Copy out all lines that carry the word "jury".

-------- RECORDS SHOWN

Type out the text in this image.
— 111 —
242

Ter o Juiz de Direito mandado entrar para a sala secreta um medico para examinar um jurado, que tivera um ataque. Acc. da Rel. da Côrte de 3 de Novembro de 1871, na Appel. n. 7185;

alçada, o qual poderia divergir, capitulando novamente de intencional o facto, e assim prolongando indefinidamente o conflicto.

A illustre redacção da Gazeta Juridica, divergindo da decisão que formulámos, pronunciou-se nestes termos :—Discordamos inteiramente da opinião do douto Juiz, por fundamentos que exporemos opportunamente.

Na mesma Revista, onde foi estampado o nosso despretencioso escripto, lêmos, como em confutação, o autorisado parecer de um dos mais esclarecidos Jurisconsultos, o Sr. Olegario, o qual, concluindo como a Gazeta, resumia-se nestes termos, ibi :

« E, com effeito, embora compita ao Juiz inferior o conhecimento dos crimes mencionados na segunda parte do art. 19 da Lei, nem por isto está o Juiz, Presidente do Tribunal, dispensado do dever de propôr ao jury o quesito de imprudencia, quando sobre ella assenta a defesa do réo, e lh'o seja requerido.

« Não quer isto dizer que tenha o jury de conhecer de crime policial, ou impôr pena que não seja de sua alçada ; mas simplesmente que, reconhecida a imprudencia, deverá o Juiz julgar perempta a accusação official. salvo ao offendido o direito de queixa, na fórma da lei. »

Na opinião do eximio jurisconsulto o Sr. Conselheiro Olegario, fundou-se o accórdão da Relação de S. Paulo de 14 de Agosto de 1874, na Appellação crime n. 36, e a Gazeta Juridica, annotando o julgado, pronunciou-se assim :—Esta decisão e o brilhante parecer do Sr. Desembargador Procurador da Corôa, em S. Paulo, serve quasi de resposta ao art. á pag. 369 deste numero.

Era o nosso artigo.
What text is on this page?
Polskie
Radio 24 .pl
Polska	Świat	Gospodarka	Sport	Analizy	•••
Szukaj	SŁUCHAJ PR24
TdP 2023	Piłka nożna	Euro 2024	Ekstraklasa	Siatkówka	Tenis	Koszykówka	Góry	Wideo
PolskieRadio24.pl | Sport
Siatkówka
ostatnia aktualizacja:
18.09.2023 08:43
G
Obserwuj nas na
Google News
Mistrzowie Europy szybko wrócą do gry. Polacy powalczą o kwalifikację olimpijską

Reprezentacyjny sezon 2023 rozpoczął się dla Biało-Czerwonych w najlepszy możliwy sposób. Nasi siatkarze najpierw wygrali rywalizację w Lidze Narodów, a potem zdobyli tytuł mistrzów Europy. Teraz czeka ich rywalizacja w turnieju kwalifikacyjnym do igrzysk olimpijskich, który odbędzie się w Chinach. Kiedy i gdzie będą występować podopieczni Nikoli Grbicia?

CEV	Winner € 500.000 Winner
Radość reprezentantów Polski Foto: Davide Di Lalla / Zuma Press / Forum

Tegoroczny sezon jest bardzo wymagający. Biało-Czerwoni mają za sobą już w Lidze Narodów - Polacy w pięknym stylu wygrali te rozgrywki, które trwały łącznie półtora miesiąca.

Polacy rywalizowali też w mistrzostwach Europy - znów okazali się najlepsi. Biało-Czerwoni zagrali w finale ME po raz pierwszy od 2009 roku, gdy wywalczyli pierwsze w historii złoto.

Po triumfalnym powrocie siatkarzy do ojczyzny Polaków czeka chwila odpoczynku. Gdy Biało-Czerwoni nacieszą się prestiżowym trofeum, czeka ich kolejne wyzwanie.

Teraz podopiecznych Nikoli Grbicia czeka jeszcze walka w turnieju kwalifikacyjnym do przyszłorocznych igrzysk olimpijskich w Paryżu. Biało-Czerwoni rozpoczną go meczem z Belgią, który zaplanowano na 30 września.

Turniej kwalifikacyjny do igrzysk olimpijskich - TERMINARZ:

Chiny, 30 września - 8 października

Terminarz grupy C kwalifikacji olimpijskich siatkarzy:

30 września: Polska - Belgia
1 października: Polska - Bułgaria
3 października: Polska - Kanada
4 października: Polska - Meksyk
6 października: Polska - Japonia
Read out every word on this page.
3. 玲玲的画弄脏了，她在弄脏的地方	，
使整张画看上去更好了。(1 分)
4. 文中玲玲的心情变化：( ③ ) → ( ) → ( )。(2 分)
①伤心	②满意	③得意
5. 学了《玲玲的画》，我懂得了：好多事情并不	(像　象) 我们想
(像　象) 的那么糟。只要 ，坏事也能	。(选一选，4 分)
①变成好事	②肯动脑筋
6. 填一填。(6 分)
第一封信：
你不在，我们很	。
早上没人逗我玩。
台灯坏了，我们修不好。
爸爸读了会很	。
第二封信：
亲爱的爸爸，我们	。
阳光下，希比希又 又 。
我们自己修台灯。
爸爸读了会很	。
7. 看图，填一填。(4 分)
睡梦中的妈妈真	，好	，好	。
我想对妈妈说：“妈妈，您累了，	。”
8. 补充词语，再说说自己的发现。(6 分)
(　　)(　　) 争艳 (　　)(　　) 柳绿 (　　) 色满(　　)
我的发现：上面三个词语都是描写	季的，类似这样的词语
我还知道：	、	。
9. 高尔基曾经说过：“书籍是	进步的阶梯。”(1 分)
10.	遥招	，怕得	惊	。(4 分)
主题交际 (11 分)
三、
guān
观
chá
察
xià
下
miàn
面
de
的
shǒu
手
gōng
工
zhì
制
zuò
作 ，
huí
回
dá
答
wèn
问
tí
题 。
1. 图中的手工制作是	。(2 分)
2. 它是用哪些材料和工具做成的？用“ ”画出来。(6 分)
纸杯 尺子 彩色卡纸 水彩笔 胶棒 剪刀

----------------

# RESULT FOR THIS EXERCISE
« E, com effeito, embora compita ao Juiz inferior o conhecimento dos crimes mencionados na segunda parte do art. 19 da Lei, nem por isto está o Juiz, Presidente do Tribunal, dispensado do dever de propôr ao jury o quesito de imprudencia, quando sobre ella assenta a defesa do réo, e lh'o seja requerido.
« Não quer isto dizer que tenha o jury de conhecer de crime policial, ou impôr pena que não seja de sua alçada ; mas simplesmente que, reconhecida a imprudencia, deverá o Juiz julgar perempta a accusação official. salvo ao offendido o direito de queixa, na fórma da lei. »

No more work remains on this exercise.